Copy out the entries from the line with "data-point-asia bbox=[452, 610, 472, 629]" up to and including the line with "data-point-hopi bbox=[899, 532, 917, 550]", character for character.

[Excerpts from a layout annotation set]
>> begin
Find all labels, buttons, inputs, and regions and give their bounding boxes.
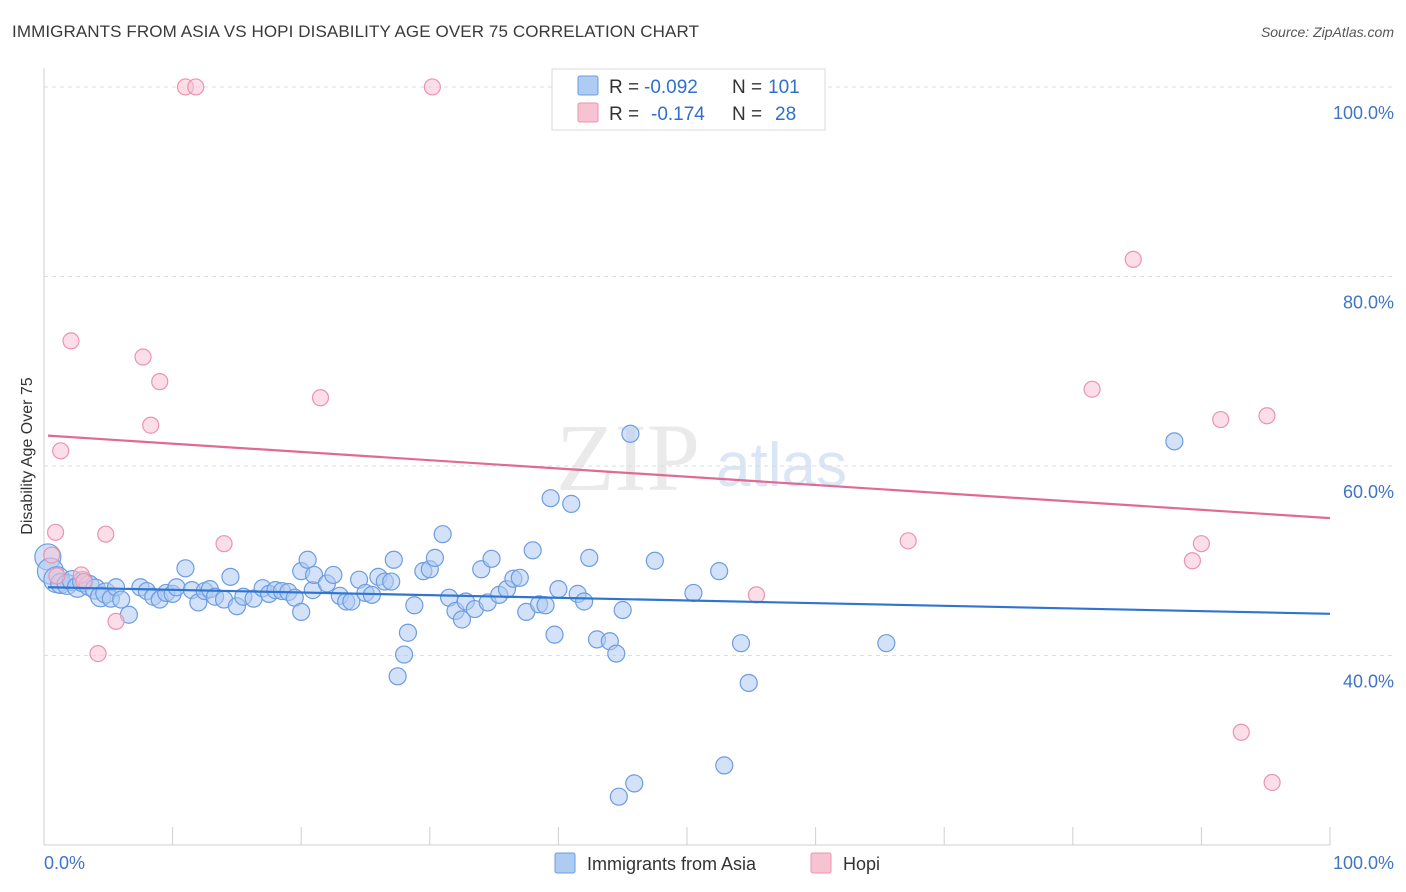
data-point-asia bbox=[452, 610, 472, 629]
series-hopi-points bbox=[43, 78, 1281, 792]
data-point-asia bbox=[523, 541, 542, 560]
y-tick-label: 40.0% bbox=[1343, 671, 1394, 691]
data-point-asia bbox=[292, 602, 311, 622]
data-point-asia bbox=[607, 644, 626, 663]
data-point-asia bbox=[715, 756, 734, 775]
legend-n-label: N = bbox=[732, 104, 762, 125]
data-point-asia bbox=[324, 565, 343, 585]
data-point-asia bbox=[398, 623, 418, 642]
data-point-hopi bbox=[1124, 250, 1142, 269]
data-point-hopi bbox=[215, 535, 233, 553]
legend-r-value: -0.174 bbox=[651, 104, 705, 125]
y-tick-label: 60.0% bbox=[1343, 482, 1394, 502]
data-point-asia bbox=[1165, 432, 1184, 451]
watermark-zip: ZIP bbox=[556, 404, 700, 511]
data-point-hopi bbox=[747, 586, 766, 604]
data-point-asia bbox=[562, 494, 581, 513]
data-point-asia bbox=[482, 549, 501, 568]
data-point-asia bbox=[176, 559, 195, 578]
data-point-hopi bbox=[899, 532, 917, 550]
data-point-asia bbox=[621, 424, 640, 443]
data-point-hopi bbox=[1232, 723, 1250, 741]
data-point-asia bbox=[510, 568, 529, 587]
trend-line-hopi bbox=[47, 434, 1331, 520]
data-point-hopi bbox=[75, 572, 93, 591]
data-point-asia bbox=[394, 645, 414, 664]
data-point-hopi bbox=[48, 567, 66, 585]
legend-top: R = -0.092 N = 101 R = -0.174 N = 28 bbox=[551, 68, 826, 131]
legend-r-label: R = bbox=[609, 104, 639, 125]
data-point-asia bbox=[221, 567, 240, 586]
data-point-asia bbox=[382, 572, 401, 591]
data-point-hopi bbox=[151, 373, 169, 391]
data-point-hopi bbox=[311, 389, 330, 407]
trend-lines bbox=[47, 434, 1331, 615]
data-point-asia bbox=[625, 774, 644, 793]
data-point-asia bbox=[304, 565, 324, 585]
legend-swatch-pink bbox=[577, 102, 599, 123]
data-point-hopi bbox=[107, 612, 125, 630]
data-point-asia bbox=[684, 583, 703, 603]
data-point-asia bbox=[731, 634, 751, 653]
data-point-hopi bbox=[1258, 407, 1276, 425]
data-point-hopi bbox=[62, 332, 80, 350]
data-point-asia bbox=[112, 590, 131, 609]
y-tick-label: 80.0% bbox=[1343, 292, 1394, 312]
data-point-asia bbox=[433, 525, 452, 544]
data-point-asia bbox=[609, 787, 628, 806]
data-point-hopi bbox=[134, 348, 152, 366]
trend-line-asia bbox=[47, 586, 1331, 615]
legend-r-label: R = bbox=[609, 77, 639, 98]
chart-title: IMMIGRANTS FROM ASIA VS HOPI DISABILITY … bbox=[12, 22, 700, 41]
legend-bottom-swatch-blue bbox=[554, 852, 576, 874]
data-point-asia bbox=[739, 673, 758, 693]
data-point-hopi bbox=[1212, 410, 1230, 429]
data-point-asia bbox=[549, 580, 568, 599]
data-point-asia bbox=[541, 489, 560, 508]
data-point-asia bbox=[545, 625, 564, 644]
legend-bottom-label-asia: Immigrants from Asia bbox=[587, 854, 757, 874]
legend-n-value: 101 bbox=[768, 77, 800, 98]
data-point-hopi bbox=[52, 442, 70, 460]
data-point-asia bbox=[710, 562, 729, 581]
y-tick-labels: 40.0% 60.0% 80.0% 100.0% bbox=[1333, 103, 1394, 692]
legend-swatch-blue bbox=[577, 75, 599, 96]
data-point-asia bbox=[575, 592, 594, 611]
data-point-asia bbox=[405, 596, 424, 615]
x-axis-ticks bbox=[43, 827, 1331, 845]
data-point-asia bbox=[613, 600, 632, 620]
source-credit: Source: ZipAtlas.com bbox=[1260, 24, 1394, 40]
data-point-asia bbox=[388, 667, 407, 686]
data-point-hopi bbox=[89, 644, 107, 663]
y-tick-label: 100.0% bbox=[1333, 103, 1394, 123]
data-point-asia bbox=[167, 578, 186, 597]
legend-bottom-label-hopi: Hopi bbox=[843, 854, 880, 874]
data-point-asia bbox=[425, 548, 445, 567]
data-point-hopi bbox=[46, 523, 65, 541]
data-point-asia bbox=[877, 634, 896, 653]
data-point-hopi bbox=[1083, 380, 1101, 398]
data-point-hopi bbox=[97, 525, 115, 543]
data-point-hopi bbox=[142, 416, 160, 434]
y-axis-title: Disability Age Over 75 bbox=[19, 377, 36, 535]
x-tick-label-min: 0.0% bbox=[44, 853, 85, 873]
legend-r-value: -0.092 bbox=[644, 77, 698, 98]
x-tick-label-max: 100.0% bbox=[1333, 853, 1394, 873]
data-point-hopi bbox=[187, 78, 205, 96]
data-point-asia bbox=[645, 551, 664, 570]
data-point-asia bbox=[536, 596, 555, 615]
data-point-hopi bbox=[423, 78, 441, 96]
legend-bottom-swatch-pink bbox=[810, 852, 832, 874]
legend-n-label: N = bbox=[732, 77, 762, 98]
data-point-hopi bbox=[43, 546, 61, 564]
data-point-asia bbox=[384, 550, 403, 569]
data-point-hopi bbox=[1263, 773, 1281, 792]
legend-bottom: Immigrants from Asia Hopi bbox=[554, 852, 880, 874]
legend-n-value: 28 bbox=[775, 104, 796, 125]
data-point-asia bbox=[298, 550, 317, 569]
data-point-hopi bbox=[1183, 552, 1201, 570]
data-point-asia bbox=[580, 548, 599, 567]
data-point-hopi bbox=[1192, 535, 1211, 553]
>> end
>> begin
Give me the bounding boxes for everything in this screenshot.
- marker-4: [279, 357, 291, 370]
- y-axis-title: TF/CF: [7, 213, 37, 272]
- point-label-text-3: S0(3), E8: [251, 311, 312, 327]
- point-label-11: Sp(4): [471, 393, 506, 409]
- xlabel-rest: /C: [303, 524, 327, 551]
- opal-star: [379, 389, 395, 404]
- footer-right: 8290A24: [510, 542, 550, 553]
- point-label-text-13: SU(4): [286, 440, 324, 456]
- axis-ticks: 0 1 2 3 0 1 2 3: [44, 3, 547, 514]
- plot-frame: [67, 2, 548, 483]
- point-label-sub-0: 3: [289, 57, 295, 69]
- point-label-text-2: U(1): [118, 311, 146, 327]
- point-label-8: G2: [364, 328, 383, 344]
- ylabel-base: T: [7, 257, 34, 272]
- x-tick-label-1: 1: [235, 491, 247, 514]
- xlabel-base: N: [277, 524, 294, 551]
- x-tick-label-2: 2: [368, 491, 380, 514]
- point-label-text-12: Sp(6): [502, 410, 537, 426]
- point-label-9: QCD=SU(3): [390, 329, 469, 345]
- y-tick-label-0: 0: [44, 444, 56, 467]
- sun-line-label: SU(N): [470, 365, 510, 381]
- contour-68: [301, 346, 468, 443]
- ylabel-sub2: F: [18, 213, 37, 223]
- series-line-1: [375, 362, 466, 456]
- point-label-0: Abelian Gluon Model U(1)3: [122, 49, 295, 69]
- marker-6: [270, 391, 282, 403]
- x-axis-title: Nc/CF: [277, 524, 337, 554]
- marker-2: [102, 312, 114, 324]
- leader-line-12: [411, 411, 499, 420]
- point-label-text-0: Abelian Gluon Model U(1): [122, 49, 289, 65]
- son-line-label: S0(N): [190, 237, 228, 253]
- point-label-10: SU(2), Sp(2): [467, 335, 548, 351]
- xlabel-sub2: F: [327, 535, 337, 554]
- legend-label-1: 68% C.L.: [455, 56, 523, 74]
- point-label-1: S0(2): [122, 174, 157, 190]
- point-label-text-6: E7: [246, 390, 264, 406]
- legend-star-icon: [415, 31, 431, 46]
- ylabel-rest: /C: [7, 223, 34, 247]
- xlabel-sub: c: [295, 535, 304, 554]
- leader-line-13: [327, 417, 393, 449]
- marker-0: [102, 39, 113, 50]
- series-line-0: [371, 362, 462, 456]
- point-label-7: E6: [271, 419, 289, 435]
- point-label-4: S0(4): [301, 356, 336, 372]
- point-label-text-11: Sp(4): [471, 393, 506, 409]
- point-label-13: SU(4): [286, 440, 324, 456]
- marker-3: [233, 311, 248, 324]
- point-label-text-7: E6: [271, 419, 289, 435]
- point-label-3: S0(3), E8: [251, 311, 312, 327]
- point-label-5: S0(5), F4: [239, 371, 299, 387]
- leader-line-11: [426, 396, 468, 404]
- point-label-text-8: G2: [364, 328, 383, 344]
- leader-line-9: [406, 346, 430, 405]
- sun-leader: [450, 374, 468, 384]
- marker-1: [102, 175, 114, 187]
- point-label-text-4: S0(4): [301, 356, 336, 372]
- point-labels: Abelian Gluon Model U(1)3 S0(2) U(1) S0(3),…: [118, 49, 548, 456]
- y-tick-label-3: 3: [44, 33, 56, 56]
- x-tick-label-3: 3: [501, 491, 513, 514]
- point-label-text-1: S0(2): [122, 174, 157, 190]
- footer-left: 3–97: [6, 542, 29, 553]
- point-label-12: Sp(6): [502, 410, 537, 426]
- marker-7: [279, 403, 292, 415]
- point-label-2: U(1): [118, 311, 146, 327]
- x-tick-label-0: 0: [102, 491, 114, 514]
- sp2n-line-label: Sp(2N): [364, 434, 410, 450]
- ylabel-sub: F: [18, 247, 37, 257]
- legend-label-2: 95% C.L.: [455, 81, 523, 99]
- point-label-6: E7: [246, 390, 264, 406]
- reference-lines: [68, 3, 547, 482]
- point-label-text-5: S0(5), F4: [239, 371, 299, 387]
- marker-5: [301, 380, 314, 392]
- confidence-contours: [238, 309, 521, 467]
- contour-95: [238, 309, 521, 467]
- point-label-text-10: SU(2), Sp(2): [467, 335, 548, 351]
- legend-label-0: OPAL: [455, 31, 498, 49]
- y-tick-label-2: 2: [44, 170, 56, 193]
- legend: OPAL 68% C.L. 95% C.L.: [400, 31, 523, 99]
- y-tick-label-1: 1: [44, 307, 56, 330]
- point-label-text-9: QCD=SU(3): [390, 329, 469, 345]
>> end
>> begin
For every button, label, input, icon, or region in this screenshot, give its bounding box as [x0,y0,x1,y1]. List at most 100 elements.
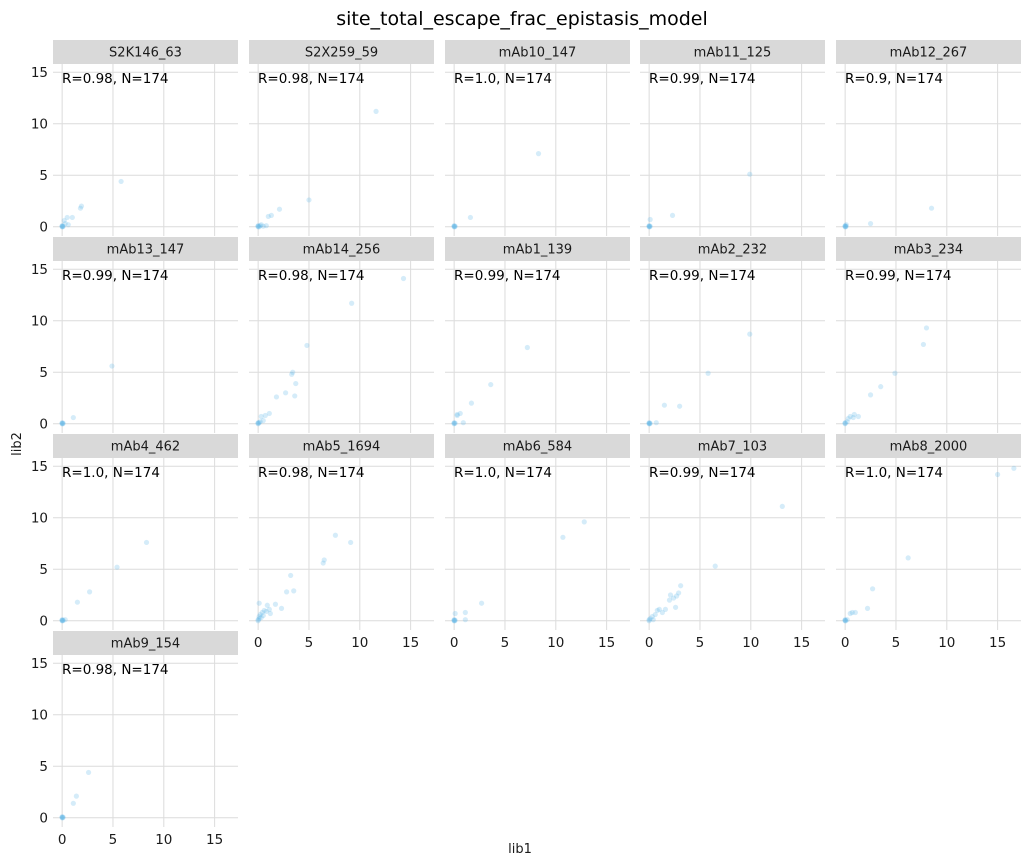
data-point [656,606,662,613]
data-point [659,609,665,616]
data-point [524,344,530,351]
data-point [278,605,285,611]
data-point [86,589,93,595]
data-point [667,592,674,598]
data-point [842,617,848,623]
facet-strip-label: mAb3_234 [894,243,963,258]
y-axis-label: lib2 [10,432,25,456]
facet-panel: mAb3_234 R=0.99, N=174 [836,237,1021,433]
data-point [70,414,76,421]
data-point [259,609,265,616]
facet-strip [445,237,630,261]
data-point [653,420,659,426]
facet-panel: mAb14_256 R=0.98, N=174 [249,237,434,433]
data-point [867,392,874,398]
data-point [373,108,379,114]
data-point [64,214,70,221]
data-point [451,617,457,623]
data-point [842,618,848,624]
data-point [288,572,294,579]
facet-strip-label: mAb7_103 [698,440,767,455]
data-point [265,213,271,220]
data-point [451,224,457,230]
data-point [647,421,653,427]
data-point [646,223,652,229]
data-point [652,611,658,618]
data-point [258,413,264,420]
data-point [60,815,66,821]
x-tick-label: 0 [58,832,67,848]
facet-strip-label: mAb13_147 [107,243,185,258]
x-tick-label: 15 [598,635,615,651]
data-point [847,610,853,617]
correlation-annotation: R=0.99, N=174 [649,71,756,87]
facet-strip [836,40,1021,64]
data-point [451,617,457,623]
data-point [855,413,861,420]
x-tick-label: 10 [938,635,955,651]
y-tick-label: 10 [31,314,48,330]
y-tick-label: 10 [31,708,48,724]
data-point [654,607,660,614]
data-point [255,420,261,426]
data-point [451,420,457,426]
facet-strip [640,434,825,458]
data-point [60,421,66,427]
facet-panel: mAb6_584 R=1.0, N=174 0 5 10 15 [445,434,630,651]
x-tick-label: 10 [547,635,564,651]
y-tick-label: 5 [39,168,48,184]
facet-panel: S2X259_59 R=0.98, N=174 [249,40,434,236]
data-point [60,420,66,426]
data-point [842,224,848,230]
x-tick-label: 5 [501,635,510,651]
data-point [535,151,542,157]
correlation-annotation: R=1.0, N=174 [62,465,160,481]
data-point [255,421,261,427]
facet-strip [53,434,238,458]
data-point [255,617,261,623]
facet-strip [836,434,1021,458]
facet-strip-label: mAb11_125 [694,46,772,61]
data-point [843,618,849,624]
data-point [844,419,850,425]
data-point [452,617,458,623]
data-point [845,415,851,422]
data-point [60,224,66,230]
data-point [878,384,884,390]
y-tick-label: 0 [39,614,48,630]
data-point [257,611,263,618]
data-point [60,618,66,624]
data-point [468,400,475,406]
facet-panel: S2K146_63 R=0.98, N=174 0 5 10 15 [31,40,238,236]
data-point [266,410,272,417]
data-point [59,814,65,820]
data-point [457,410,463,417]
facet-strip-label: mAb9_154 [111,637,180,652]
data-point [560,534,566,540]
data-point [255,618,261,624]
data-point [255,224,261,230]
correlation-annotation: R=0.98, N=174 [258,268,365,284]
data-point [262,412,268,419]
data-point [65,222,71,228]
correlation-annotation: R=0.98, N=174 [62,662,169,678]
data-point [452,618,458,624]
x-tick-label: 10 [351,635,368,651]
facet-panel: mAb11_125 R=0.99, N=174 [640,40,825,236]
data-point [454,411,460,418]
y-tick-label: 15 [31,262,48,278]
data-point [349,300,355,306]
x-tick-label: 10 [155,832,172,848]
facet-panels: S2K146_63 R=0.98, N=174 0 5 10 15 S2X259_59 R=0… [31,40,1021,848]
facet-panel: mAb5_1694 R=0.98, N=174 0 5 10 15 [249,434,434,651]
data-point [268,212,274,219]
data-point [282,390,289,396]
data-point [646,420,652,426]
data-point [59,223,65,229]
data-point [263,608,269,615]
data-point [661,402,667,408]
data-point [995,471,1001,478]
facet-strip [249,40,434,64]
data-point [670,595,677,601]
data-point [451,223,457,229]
>> end
● SOLUTION TO THIS TASK:
data-point-asia bbox=[452, 610, 472, 629]
series-hopi-points bbox=[43, 78, 1281, 792]
data-point-asia bbox=[523, 541, 542, 560]
y-tick-label: 40.0% bbox=[1343, 671, 1394, 691]
data-point-asia bbox=[292, 602, 311, 622]
data-point-asia bbox=[607, 644, 626, 663]
data-point-asia bbox=[715, 756, 734, 775]
legend-n-label: N = bbox=[732, 104, 762, 125]
data-point-asia bbox=[324, 565, 343, 585]
data-point-asia bbox=[398, 623, 418, 642]
data-point-hopi bbox=[1124, 250, 1142, 269]
data-point-hopi bbox=[215, 535, 233, 553]
legend-r-value: -0.174 bbox=[651, 104, 705, 125]
y-tick-label: 60.0% bbox=[1343, 482, 1394, 502]
data-point-asia bbox=[1165, 432, 1184, 451]
watermark-zip: ZIP bbox=[556, 404, 700, 511]
data-point-hopi bbox=[747, 586, 766, 604]
data-point-asia bbox=[562, 494, 581, 513]
data-point-asia bbox=[482, 549, 501, 568]
data-point-asia bbox=[176, 559, 195, 578]
data-point-hopi bbox=[899, 532, 917, 550]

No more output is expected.